== WRITTEN REQUEST ==
Restate the listing below word for word, omitting any images.

(Dataset items)
▽

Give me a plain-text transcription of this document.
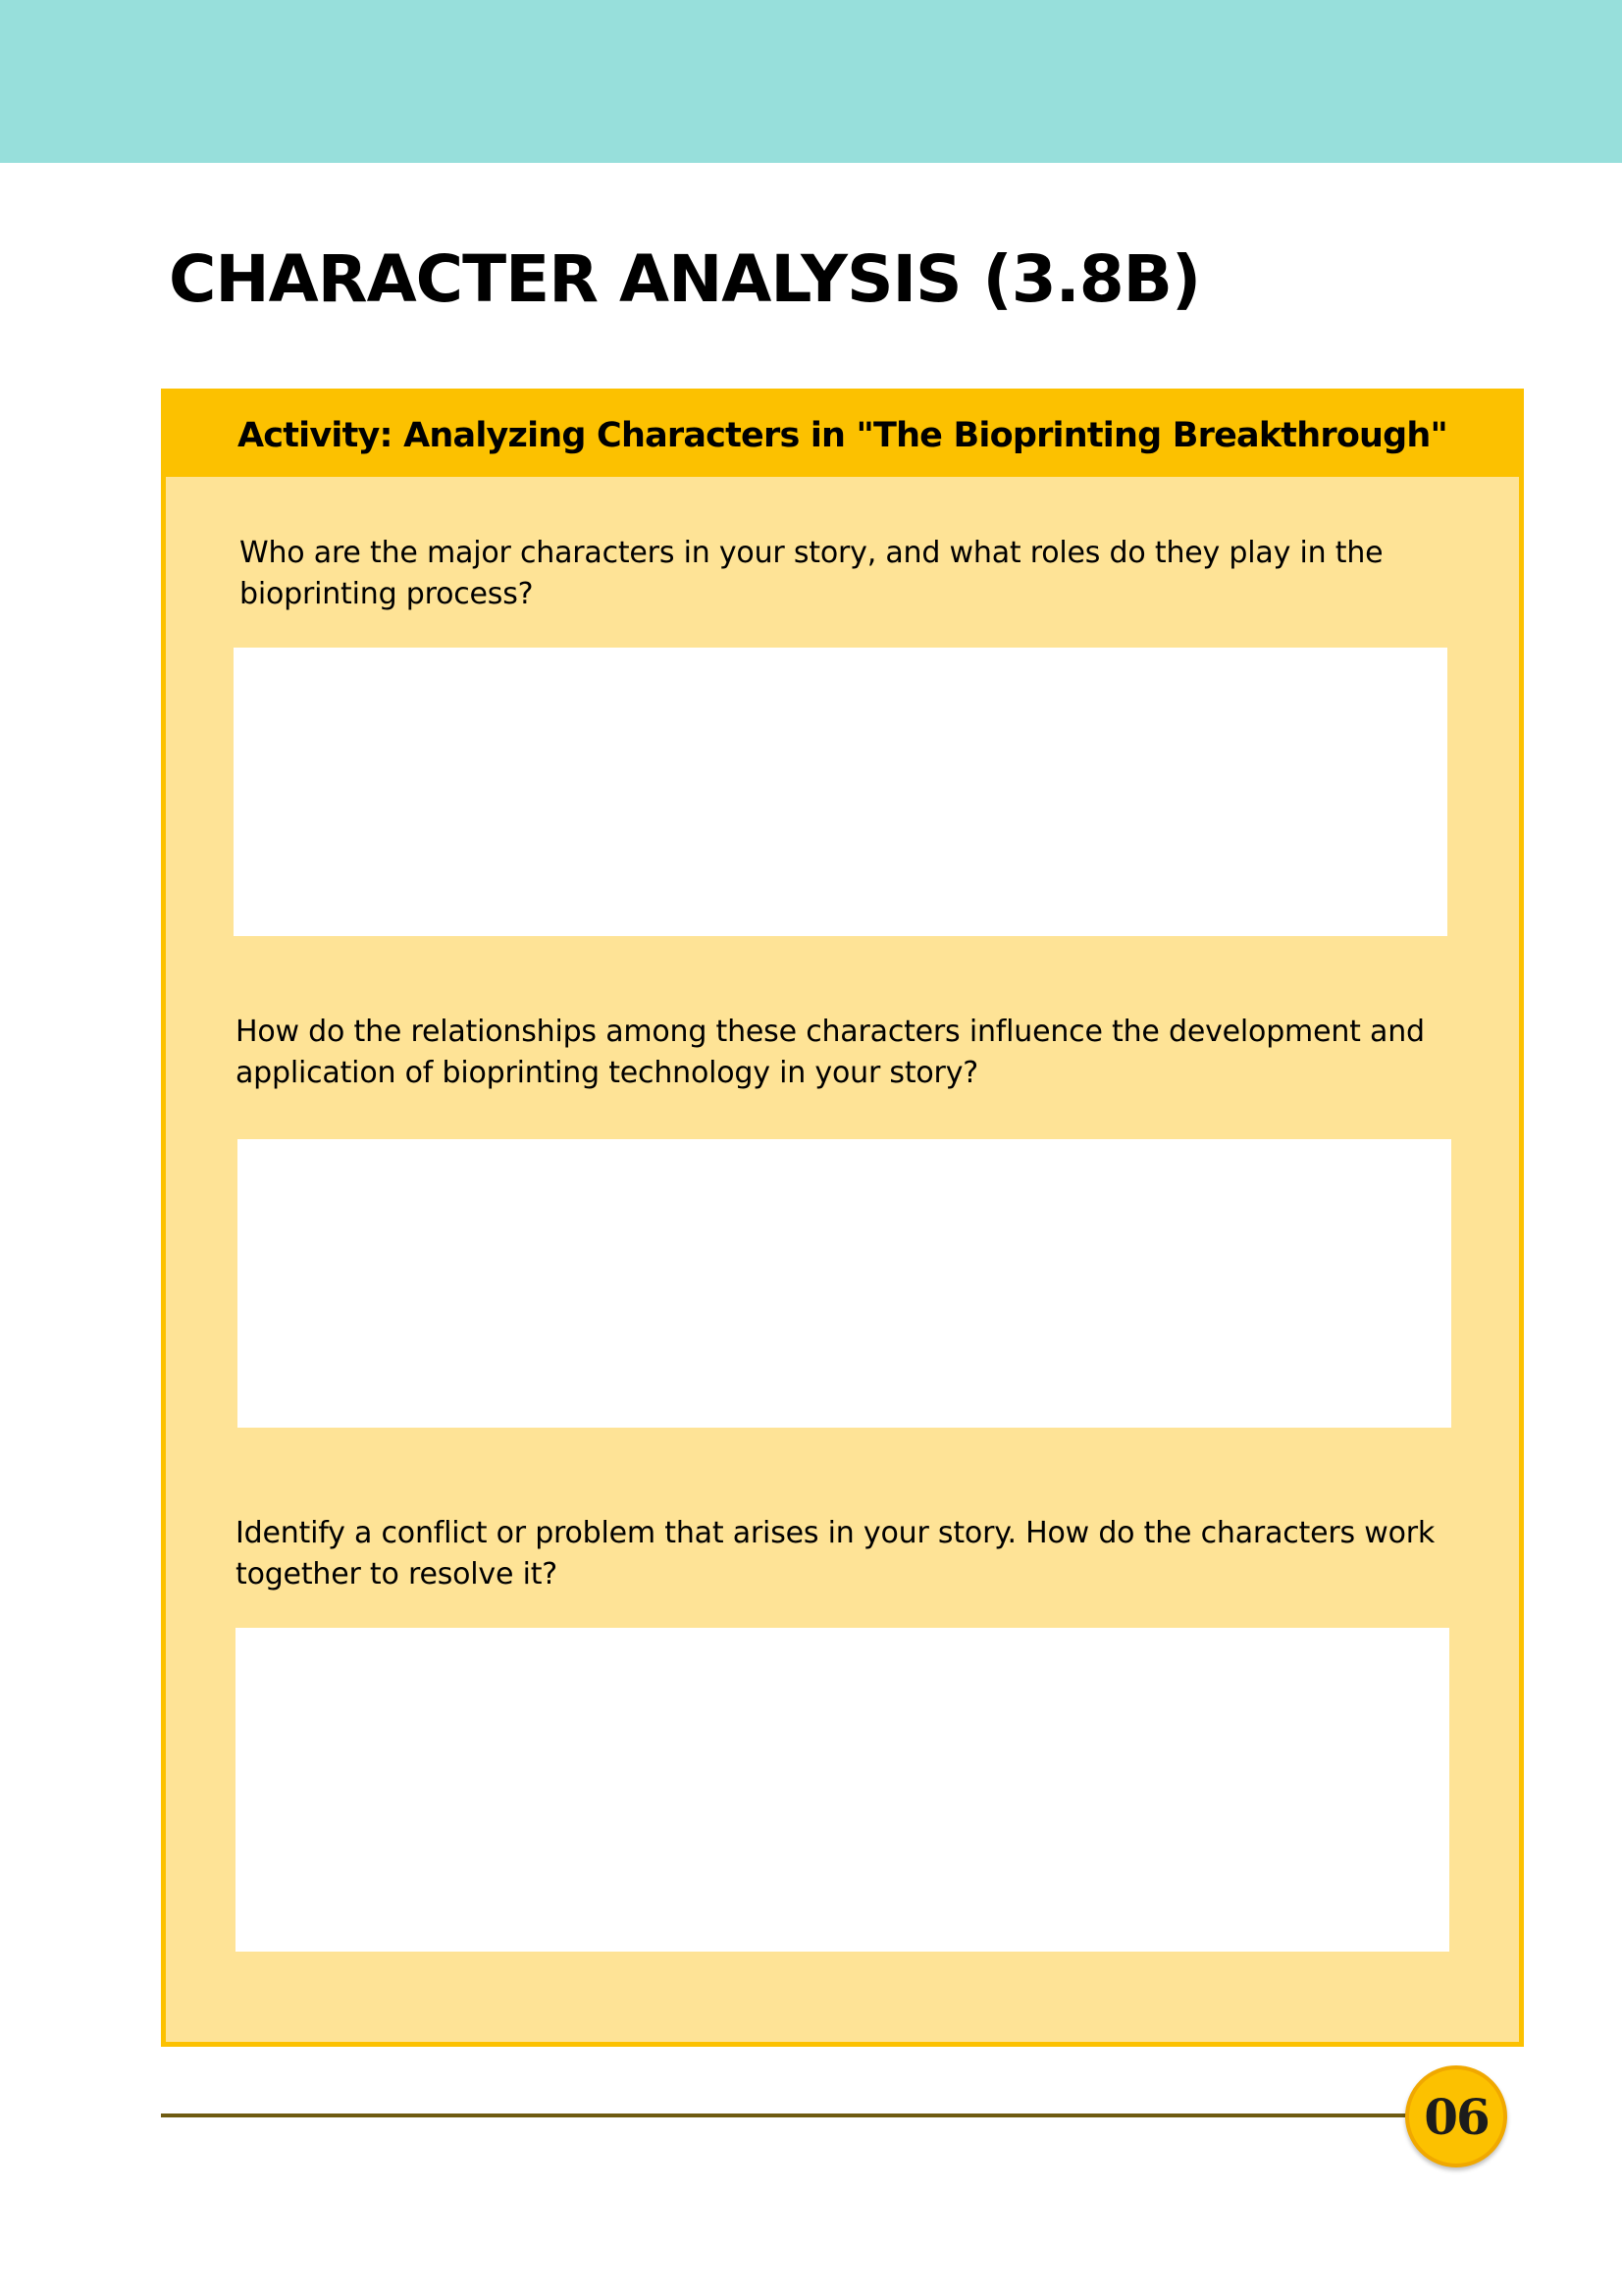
CHARACTER ANALYSIS (3.8B)
Activity: Analyzing Characters in "The Bioprinting Breakthrough"

Who are the major characters in your story, and what roles do they play in the bioprinting process?

How do the relationships among these characters influence the development and application of bioprinting technology in your story?

Identify a conflict or problem that arises in your story. How do the characters work together to resolve it?

06
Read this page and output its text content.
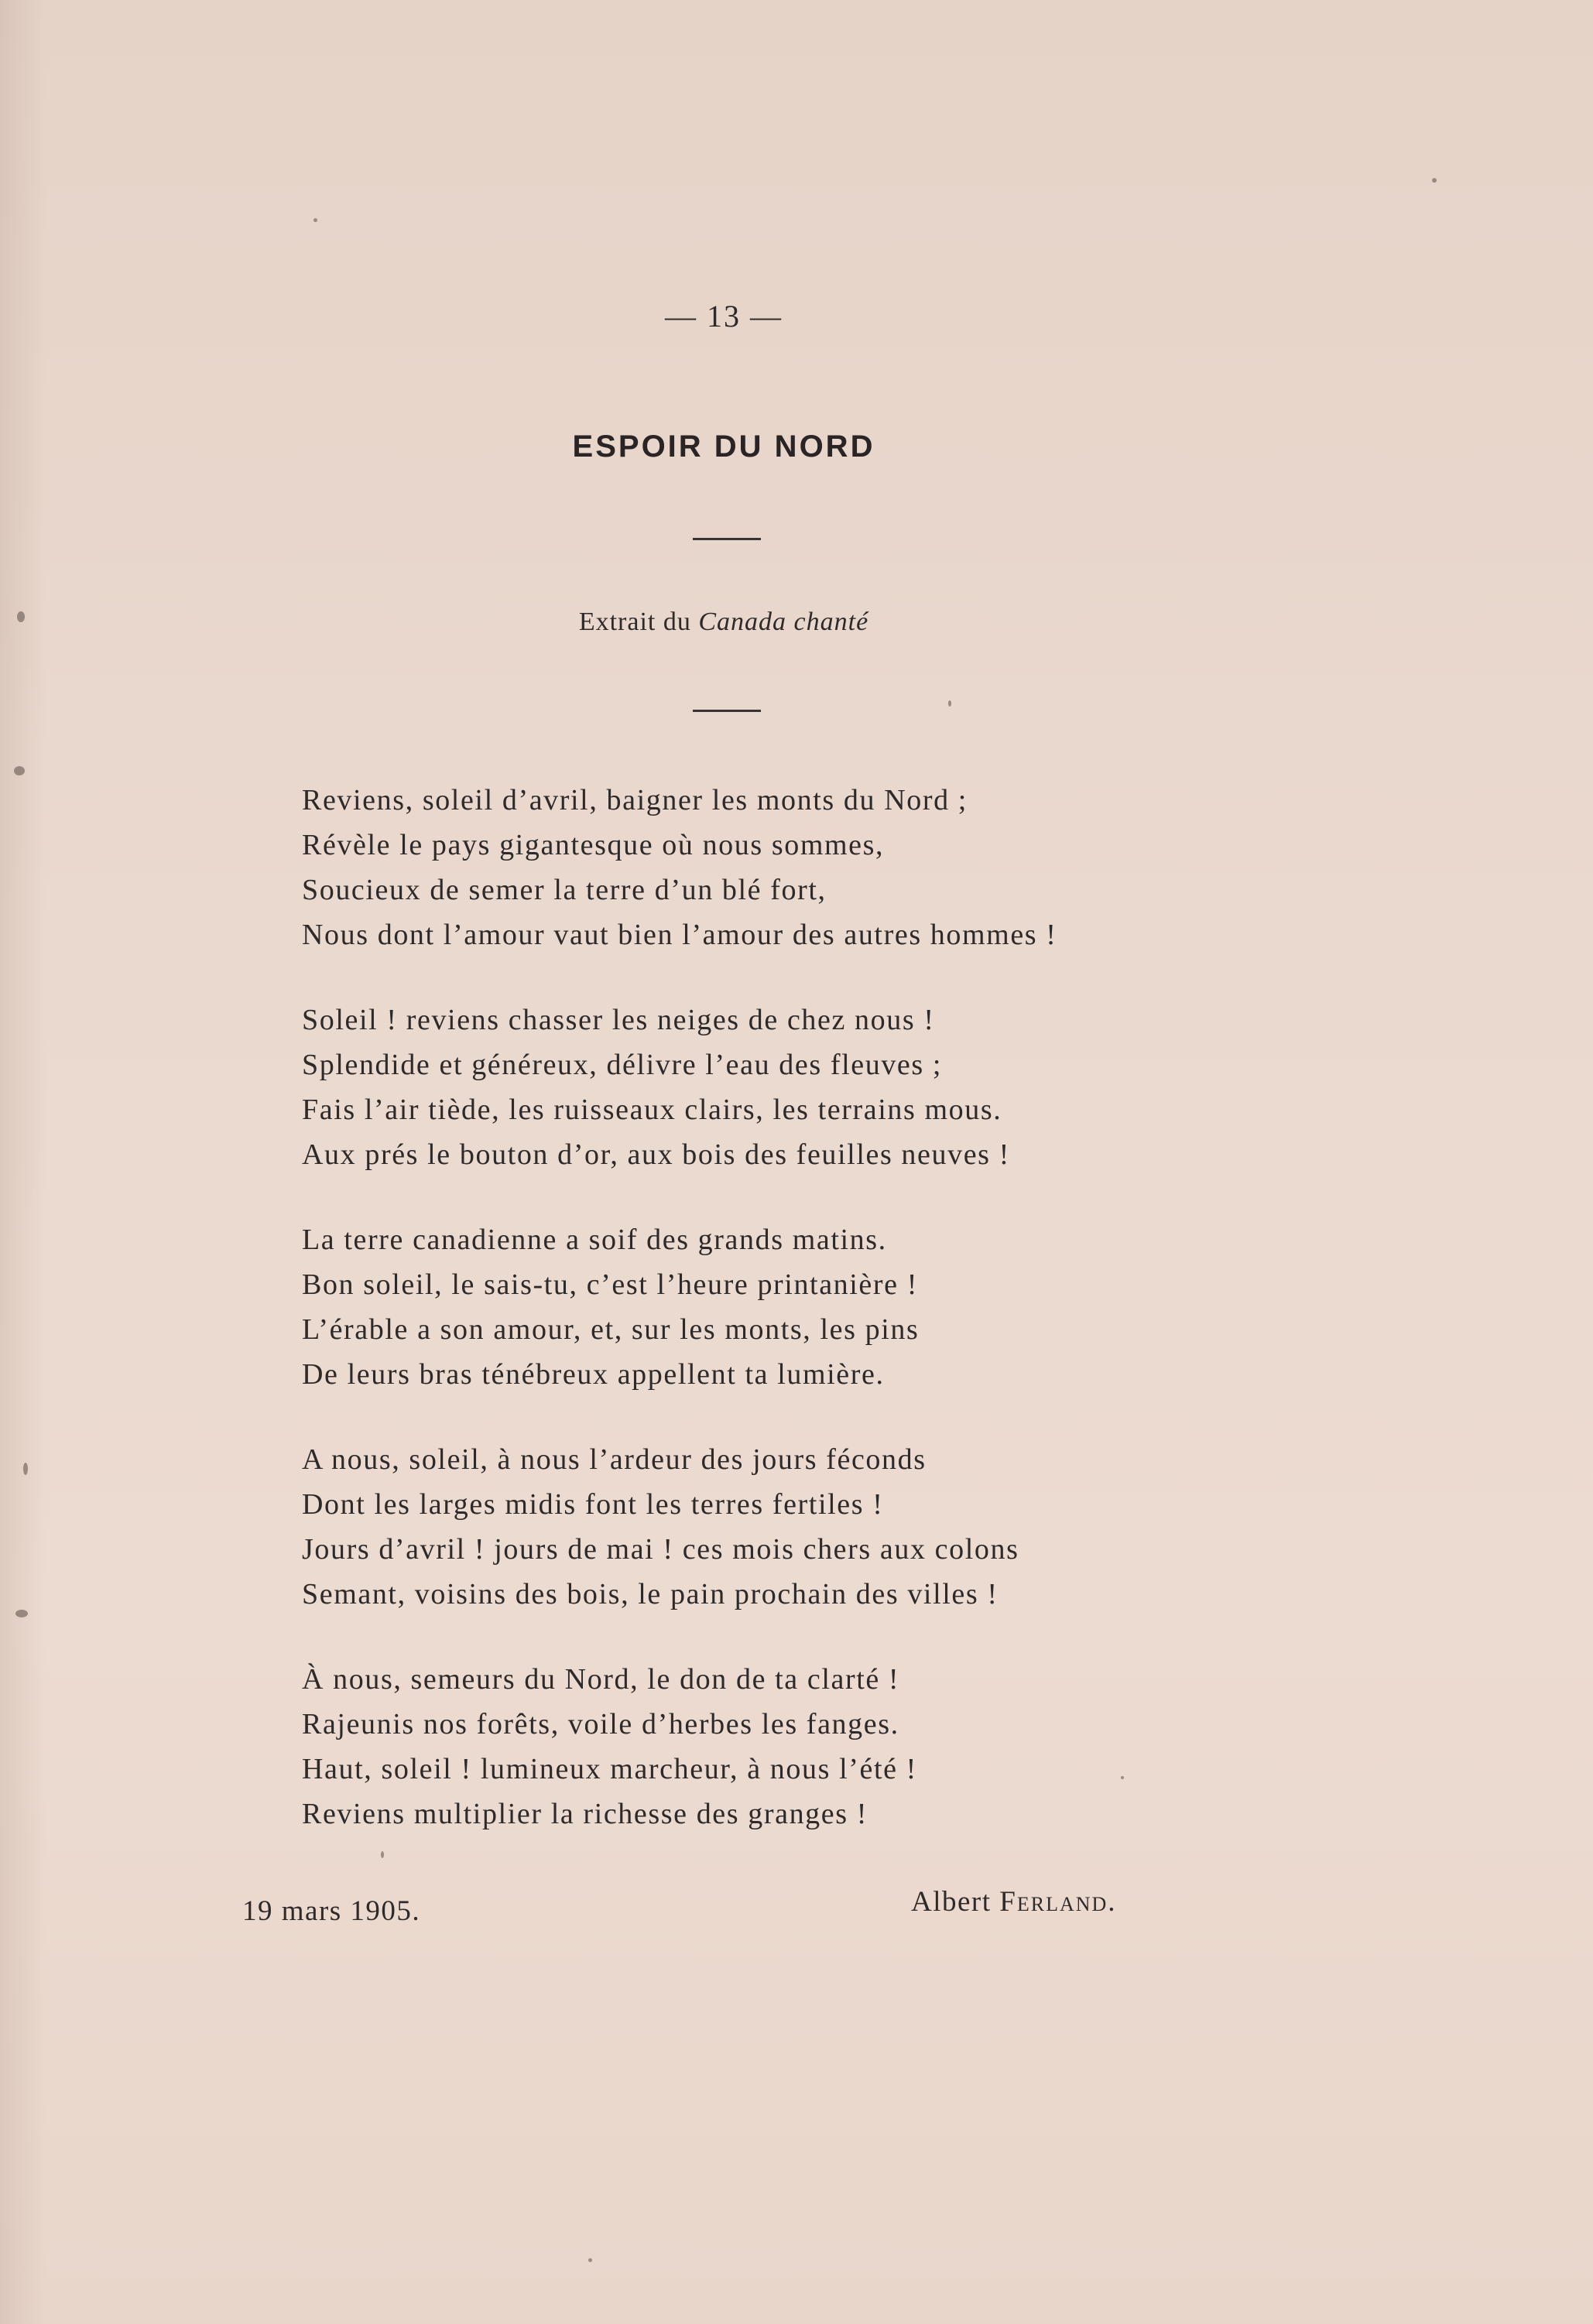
— 13 —
ESPOIR DU NORD
Extrait du Canada chanté
Reviens, soleil d’avril, baigner les monts du Nord ;
Révèle le pays gigantesque où nous sommes,
Soucieux de semer la terre d’un blé fort,
Nous dont l’amour vaut bien l’amour des autres hommes !
Soleil ! reviens chasser les neiges de chez nous !
Splendide et généreux, délivre l’eau des fleuves ;
Fais l’air tiède, les ruisseaux clairs, les terrains mous.
Aux prés le bouton d’or, aux bois des feuilles neuves !
La terre canadienne a soif des grands matins.
Bon soleil, le sais-tu, c’est l’heure printanière !
L’érable a son amour, et, sur les monts, les pins
De leurs bras ténébreux appellent ta lumière.
A nous, soleil, à nous l’ardeur des jours féconds
Dont les larges midis font les terres fertiles !
Jours d’avril ! jours de mai ! ces mois chers aux colons
Semant, voisins des bois, le pain prochain des villes !
À nous, semeurs du Nord, le don de ta clarté !
Rajeunis nos forêts, voile d’herbes les fanges.
Haut, soleil ! lumineux marcheur, à nous l’été !
Reviens multiplier la richesse des granges !
19 mars 1905.	Albert Ferland.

△

== WORKED ANSWER ==
Give me a plain-text transcription of this document.
CHARACTER ANALYSIS (3.8B)
Activity: Analyzing Characters in "The Bioprinting Breakthrough"

Who are the major characters in your story, and what roles do they play in the bioprinting process?

How do the relationships among these characters influence the development and application of bioprinting technology in your story?

Identify a conflict or problem that arises in your story. How do the characters work together to resolve it?

06
Read this page and output its text content.
— 13 —
ESPOIR DU NORD
Extrait du Canada chanté
Reviens, soleil d’avril, baigner les monts du Nord ;
Révèle le pays gigantesque où nous sommes,
Soucieux de semer la terre d’un blé fort,
Nous dont l’amour vaut bien l’amour des autres hommes !
Soleil ! reviens chasser les neiges de chez nous !
Splendide et généreux, délivre l’eau des fleuves ;
Fais l’air tiède, les ruisseaux clairs, les terrains mous.
Aux prés le bouton d’or, aux bois des feuilles neuves !
La terre canadienne a soif des grands matins.
Bon soleil, le sais-tu, c’est l’heure printanière !
L’érable a son amour, et, sur les monts, les pins
De leurs bras ténébreux appellent ta lumière.
A nous, soleil, à nous l’ardeur des jours féconds
Dont les larges midis font les terres fertiles !
Jours d’avril ! jours de mai ! ces mois chers aux colons
Semant, voisins des bois, le pain prochain des villes !
À nous, semeurs du Nord, le don de ta clarté !
Rajeunis nos forêts, voile d’herbes les fanges.
Haut, soleil ! lumineux marcheur, à nous l’été !
Reviens multiplier la richesse des granges !
19 mars 1905.	Albert Ferland.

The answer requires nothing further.